▶ _Your instructions_: Return the complete listing that follows, with each line reproduced exactly.

— start Provided information —

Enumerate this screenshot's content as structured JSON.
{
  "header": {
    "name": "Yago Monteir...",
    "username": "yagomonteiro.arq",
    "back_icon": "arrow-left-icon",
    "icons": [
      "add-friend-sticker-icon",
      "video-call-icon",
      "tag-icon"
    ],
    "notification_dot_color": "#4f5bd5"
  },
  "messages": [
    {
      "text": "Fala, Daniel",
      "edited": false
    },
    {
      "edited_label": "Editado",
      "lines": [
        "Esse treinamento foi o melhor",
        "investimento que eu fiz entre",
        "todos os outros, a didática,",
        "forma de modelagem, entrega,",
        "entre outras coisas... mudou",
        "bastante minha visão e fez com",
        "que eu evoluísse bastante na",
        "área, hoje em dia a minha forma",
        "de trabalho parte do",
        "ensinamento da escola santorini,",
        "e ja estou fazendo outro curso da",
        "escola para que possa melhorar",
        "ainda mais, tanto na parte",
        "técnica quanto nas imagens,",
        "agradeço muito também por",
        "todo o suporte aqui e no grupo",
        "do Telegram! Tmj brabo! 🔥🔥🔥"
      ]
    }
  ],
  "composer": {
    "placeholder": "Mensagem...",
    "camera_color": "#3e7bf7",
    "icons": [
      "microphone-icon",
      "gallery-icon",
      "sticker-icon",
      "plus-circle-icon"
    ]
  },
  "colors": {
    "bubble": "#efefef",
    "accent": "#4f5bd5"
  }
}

— end Provided information —

▶ _Reply_:
Enumerate this screenshot's content as structured JSON.
{
  "header": {
    "name": "Yago Monteir...",
    "username": "yagomonteiro.arq",
    "back_icon": "arrow-left-icon",
    "icons": [
      "add-friend-sticker-icon",
      "video-call-icon",
      "tag-icon"
    ],
    "notification_dot_color": "#4f5bd5"
  },
  "messages": [
    {
      "text": "Fala, Daniel",
      "edited": false
    },
    {
      "edited_label": "Editado",
      "lines": [
        "Esse treinamento foi o melhor",
        "investimento que eu fiz entre",
        "todos os outros, a didática,",
        "forma de modelagem, entrega,",
        "entre outras coisas... mudou",
        "bastante minha visão e fez com",
        "que eu evoluísse bastante na",
        "área, hoje em dia a minha forma",
        "de trabalho parte do",
        "ensinamento da escola santorini,",
        "e ja estou fazendo outro curso da",
        "escola para que possa melhorar",
        "ainda mais, tanto na parte",
        "técnica quanto nas imagens,",
        "agradeço muito também por",
        "todo o suporte aqui e no grupo",
        "do Telegram! Tmj brabo! 🔥🔥🔥"
      ]
    }
  ],
  "composer": {
    "placeholder": "Mensagem...",
    "camera_color": "#3e7bf7",
    "icons": [
      "microphone-icon",
      "gallery-icon",
      "sticker-icon",
      "plus-circle-icon"
    ]
  },
  "colors": {
    "bubble": "#efefef",
    "accent": "#4f5bd5"
  }
}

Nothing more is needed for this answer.